[JOB]:
Can you quote every row below word for word, with nothing changed?

Spatial layout data
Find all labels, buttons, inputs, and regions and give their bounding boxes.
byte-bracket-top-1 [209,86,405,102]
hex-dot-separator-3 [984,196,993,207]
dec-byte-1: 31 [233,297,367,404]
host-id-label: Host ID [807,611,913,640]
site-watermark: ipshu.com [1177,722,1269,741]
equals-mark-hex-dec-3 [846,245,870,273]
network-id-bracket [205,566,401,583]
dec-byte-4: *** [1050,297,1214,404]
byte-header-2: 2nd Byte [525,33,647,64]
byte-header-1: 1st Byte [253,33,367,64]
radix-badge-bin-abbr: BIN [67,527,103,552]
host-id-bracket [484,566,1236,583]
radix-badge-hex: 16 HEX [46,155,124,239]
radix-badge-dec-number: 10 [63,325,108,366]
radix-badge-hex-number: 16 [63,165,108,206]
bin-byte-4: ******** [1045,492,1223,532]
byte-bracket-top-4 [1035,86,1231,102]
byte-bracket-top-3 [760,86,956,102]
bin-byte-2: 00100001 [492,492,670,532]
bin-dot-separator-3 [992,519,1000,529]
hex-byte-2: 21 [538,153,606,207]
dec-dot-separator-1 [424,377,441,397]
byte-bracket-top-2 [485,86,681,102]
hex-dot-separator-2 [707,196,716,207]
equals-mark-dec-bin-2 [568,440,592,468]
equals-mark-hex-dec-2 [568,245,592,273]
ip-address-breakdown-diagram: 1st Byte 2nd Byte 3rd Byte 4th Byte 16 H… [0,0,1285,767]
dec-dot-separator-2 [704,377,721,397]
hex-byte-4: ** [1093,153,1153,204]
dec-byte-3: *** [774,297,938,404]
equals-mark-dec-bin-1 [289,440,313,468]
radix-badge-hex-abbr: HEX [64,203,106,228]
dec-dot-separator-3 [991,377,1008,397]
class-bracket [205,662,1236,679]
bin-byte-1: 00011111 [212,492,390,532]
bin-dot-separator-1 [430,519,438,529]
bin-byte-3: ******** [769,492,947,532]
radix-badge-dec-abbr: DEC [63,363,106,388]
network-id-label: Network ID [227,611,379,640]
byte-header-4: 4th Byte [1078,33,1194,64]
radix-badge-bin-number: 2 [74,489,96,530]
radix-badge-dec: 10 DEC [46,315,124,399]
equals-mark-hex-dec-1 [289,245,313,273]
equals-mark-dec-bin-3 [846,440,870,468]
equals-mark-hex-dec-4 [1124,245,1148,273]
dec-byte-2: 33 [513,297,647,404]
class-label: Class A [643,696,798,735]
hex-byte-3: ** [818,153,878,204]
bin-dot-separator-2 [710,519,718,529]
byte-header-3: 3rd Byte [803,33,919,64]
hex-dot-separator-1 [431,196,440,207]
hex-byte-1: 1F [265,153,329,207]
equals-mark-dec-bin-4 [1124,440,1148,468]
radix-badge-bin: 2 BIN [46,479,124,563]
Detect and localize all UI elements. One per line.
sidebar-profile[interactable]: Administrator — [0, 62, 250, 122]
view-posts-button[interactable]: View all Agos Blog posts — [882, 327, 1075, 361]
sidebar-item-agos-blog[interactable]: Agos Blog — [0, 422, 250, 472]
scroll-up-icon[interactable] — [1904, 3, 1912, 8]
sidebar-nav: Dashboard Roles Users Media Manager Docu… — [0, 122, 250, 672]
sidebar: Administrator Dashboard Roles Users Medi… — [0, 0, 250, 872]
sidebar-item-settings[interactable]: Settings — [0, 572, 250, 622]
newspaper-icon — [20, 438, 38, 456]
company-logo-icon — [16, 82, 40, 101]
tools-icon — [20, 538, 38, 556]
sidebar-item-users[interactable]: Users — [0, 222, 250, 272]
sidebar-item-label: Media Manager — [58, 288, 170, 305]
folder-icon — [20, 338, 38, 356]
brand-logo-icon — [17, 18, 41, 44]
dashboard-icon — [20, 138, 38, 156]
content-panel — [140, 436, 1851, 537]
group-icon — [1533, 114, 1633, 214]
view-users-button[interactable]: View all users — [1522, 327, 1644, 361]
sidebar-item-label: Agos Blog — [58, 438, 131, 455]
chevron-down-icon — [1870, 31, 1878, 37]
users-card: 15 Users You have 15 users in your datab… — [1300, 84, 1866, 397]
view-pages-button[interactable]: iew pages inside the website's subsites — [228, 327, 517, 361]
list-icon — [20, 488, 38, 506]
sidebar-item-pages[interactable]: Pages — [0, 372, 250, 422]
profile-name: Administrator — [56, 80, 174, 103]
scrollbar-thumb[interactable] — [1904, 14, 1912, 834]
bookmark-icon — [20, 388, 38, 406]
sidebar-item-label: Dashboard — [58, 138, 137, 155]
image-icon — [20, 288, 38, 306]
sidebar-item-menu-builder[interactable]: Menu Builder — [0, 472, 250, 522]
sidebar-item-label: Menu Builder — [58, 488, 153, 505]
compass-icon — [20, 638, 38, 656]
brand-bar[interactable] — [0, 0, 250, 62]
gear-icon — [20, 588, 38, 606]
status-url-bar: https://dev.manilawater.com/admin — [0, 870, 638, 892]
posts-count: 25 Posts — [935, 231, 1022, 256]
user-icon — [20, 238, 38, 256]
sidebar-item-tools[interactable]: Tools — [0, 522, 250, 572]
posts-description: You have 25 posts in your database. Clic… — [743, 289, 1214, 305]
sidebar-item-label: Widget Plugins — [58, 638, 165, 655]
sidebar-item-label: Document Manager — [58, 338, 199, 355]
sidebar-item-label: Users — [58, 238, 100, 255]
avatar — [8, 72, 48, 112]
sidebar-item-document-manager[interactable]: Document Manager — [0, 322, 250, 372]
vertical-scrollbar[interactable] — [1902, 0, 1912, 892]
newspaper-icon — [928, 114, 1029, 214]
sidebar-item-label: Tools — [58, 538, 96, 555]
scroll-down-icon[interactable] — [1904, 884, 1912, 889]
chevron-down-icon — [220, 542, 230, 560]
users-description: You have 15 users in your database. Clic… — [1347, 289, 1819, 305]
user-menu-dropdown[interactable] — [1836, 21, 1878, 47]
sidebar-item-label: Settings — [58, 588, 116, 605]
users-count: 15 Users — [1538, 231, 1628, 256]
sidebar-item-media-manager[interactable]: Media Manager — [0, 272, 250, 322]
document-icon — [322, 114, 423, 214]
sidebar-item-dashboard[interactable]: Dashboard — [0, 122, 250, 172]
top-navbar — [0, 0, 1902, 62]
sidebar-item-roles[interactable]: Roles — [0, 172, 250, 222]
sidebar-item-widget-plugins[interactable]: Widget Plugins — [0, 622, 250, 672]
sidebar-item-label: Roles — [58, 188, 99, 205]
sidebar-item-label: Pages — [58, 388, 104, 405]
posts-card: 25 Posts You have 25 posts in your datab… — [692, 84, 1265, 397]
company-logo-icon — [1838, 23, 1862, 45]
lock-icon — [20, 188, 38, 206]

[ANSWER TO THE PROBLEM]:
Find all labels, buttons, inputs, and regions and give their bounding boxes.
byte-bracket-top-1 [209,86,405,102]
hex-dot-separator-3 [984,196,993,207]
dec-byte-1: 31 [233,297,367,404]
host-id-label: Host ID [807,611,913,640]
site-watermark: ipshu.com [1177,722,1269,741]
equals-mark-hex-dec-3 [846,245,870,273]
network-id-bracket [205,566,401,583]
dec-byte-4: *** [1050,297,1214,404]
byte-header-2: 2nd Byte [525,33,647,64]
byte-header-1: 1st Byte [253,33,367,64]
radix-badge-bin-abbr: BIN [67,527,103,552]
host-id-bracket [484,566,1236,583]
radix-badge-hex: 16 HEX [46,155,124,239]
radix-badge-dec-number: 10 [63,325,108,366]
radix-badge-hex-number: 16 [63,165,108,206]
bin-byte-4: ******** [1045,492,1223,532]
byte-bracket-top-4 [1035,86,1231,102]
byte-bracket-top-3 [760,86,956,102]
bin-byte-2: 00100001 [492,492,670,532]
bin-dot-separator-3 [992,519,1000,529]
hex-byte-2: 21 [538,153,606,207]
dec-dot-separator-1 [424,377,441,397]
byte-bracket-top-2 [485,86,681,102]
hex-dot-separator-2 [707,196,716,207]
equals-mark-dec-bin-2 [568,440,592,468]
equals-mark-hex-dec-2 [568,245,592,273]
ip-address-breakdown-diagram: 1st Byte 2nd Byte 3rd Byte 4th Byte 16 H… [0,0,1285,767]
dec-dot-separator-2 [704,377,721,397]
hex-byte-4: ** [1093,153,1153,204]
dec-byte-3: *** [774,297,938,404]
equals-mark-dec-bin-1 [289,440,313,468]
radix-badge-hex-abbr: HEX [64,203,106,228]
dec-dot-separator-3 [991,377,1008,397]
class-bracket [205,662,1236,679]
bin-byte-1: 00011111 [212,492,390,532]
bin-dot-separator-1 [430,519,438,529]
bin-byte-3: ******** [769,492,947,532]
radix-badge-dec-abbr: DEC [63,363,106,388]
network-id-label: Network ID [227,611,379,640]
byte-header-4: 4th Byte [1078,33,1194,64]
radix-badge-bin-number: 2 [74,489,96,530]
radix-badge-dec: 10 DEC [46,315,124,399]
equals-mark-hex-dec-1 [289,245,313,273]
equals-mark-dec-bin-3 [846,440,870,468]
equals-mark-hex-dec-4 [1124,245,1148,273]
dec-byte-2: 33 [513,297,647,404]
class-label: Class A [643,696,798,735]
hex-byte-3: ** [818,153,878,204]
bin-dot-separator-2 [710,519,718,529]
byte-header-3: 3rd Byte [803,33,919,64]
hex-dot-separator-1 [431,196,440,207]
hex-byte-1: 1F [265,153,329,207]
equals-mark-dec-bin-4 [1124,440,1148,468]
radix-badge-bin: 2 BIN [46,479,124,563]
Detect and localize all UI elements. One per line.
sidebar-profile[interactable]: Administrator — [0, 62, 250, 122]
view-posts-button[interactable]: View all Agos Blog posts — [882, 327, 1075, 361]
sidebar-item-agos-blog[interactable]: Agos Blog — [0, 422, 250, 472]
scroll-up-icon[interactable] — [1904, 3, 1912, 8]
sidebar-nav: Dashboard Roles Users Media Manager Docu… — [0, 122, 250, 672]
sidebar: Administrator Dashboard Roles Users Medi… — [0, 0, 250, 872]
sidebar-item-settings[interactable]: Settings — [0, 572, 250, 622]
newspaper-icon — [20, 438, 38, 456]
company-logo-icon — [16, 82, 40, 101]
tools-icon — [20, 538, 38, 556]
sidebar-item-users[interactable]: Users — [0, 222, 250, 272]
sidebar-item-label: Media Manager — [58, 288, 170, 305]
folder-icon — [20, 338, 38, 356]
brand-logo-icon — [17, 18, 41, 44]
dashboard-icon — [20, 138, 38, 156]
content-panel — [140, 436, 1851, 537]
group-icon — [1533, 114, 1633, 214]
view-users-button[interactable]: View all users — [1522, 327, 1644, 361]
sidebar-item-label: Agos Blog — [58, 438, 131, 455]
chevron-down-icon — [1870, 31, 1878, 37]
users-card: 15 Users You have 15 users in your datab… — [1300, 84, 1866, 397]
view-pages-button[interactable]: iew pages inside the website's subsites — [228, 327, 517, 361]
list-icon — [20, 488, 38, 506]
sidebar-item-pages[interactable]: Pages — [0, 372, 250, 422]
profile-name: Administrator — [56, 80, 174, 103]
scrollbar-thumb[interactable] — [1904, 14, 1912, 834]
bookmark-icon — [20, 388, 38, 406]
sidebar-item-label: Dashboard — [58, 138, 137, 155]
image-icon — [20, 288, 38, 306]
sidebar-item-menu-builder[interactable]: Menu Builder — [0, 472, 250, 522]
sidebar-item-label: Menu Builder — [58, 488, 153, 505]
compass-icon — [20, 638, 38, 656]
brand-bar[interactable] — [0, 0, 250, 62]
gear-icon — [20, 588, 38, 606]
status-url-bar: https://dev.manilawater.com/admin — [0, 870, 638, 892]
posts-count: 25 Posts — [935, 231, 1022, 256]
user-icon — [20, 238, 38, 256]
sidebar-item-tools[interactable]: Tools — [0, 522, 250, 572]
posts-description: You have 25 posts in your database. Clic… — [743, 289, 1214, 305]
sidebar-item-label: Widget Plugins — [58, 638, 165, 655]
sidebar-item-label: Document Manager — [58, 338, 199, 355]
sidebar-item-label: Users — [58, 238, 100, 255]
avatar — [8, 72, 48, 112]
sidebar-item-document-manager[interactable]: Document Manager — [0, 322, 250, 372]
vertical-scrollbar[interactable] — [1902, 0, 1912, 892]
newspaper-icon — [928, 114, 1029, 214]
sidebar-item-label: Tools — [58, 538, 96, 555]
scroll-down-icon[interactable] — [1904, 884, 1912, 889]
chevron-down-icon — [220, 542, 230, 560]
users-description: You have 15 users in your database. Clic… — [1347, 289, 1819, 305]
user-menu-dropdown[interactable] — [1836, 21, 1878, 47]
sidebar-item-label: Settings — [58, 588, 116, 605]
users-count: 15 Users — [1538, 231, 1628, 256]
sidebar-item-media-manager[interactable]: Media Manager — [0, 272, 250, 322]
document-icon — [322, 114, 423, 214]
sidebar-item-dashboard[interactable]: Dashboard — [0, 122, 250, 172]
top-navbar — [0, 0, 1902, 62]
sidebar-item-roles[interactable]: Roles — [0, 172, 250, 222]
sidebar-item-widget-plugins[interactable]: Widget Plugins — [0, 622, 250, 672]
sidebar-item-label: Roles — [58, 188, 99, 205]
sidebar-item-label: Pages — [58, 388, 104, 405]
posts-card: 25 Posts You have 25 posts in your datab… — [692, 84, 1265, 397]
company-logo-icon — [1838, 23, 1862, 45]
lock-icon — [20, 188, 38, 206]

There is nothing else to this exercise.